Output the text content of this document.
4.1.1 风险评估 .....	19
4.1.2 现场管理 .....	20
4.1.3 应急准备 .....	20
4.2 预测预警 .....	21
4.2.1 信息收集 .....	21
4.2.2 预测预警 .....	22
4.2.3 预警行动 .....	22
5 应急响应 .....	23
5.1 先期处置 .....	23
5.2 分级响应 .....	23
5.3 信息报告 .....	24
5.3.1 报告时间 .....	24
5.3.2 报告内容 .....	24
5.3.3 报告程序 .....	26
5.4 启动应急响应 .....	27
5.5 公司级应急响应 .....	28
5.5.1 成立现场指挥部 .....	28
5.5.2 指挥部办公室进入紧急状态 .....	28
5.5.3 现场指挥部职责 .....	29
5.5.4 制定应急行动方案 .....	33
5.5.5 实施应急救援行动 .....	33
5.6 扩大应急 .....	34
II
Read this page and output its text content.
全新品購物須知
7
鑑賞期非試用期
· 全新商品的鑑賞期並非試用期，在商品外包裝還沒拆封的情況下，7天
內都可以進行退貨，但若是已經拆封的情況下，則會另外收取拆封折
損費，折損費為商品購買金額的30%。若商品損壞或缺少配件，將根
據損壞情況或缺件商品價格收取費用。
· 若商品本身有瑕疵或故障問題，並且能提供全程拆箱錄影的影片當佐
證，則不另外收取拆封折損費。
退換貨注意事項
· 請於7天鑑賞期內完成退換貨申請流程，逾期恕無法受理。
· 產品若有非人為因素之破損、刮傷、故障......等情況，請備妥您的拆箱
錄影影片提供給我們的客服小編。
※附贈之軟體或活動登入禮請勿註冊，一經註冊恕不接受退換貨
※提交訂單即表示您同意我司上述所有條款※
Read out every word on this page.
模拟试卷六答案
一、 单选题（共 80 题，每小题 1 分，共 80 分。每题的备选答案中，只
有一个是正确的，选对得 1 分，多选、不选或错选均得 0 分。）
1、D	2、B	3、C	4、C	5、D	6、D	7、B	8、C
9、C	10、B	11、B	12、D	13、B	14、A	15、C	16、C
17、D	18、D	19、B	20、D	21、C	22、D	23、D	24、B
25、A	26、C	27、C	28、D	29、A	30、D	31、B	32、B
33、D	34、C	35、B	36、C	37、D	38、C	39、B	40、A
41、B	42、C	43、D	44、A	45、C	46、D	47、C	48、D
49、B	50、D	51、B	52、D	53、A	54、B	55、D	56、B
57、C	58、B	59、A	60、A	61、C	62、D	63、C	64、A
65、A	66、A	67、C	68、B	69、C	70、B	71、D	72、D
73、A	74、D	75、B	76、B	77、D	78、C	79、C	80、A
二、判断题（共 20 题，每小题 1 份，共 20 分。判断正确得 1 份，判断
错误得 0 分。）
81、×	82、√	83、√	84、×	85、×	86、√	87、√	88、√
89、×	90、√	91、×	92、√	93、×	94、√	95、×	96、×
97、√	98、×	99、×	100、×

★ ★ ★ ★ ★ ★ ★

Only the lines from the one containing "Read this page and output its text content." to the end of the data should be printed, exactly as they stand.

Read this page and output its text content.
全新品購物須知
7
鑑賞期非試用期
· 全新商品的鑑賞期並非試用期，在商品外包裝還沒拆封的情況下，7天
內都可以進行退貨，但若是已經拆封的情況下，則會另外收取拆封折
損費，折損費為商品購買金額的30%。若商品損壞或缺少配件，將根
據損壞情況或缺件商品價格收取費用。
· 若商品本身有瑕疵或故障問題，並且能提供全程拆箱錄影的影片當佐
證，則不另外收取拆封折損費。
退換貨注意事項
· 請於7天鑑賞期內完成退換貨申請流程，逾期恕無法受理。
· 產品若有非人為因素之破損、刮傷、故障......等情況，請備妥您的拆箱
錄影影片提供給我們的客服小編。
※附贈之軟體或活動登入禮請勿註冊，一經註冊恕不接受退換貨
※提交訂單即表示您同意我司上述所有條款※
Read out every word on this page.
模拟试卷六答案
一、 单选题（共 80 题，每小题 1 分，共 80 分。每题的备选答案中，只
有一个是正确的，选对得 1 分，多选、不选或错选均得 0 分。）
1、D	2、B	3、C	4、C	5、D	6、D	7、B	8、C
9、C	10、B	11、B	12、D	13、B	14、A	15、C	16、C
17、D	18、D	19、B	20、D	21、C	22、D	23、D	24、B
25、A	26、C	27、C	28、D	29、A	30、D	31、B	32、B
33、D	34、C	35、B	36、C	37、D	38、C	39、B	40、A
41、B	42、C	43、D	44、A	45、C	46、D	47、C	48、D
49、B	50、D	51、B	52、D	53、A	54、B	55、D	56、B
57、C	58、B	59、A	60、A	61、C	62、D	63、C	64、A
65、A	66、A	67、C	68、B	69、C	70、B	71、D	72、D
73、A	74、D	75、B	76、B	77、D	78、C	79、C	80、A
二、判断题（共 20 题，每小题 1 份，共 20 分。判断正确得 1 份，判断
错误得 0 分。）
81、×	82、√	83、√	84、×	85、×	86、√	87、√	88、√
89、×	90、√	91、×	92、√	93、×	94、√	95、×	96、×
97、√	98、×	99、×	100、×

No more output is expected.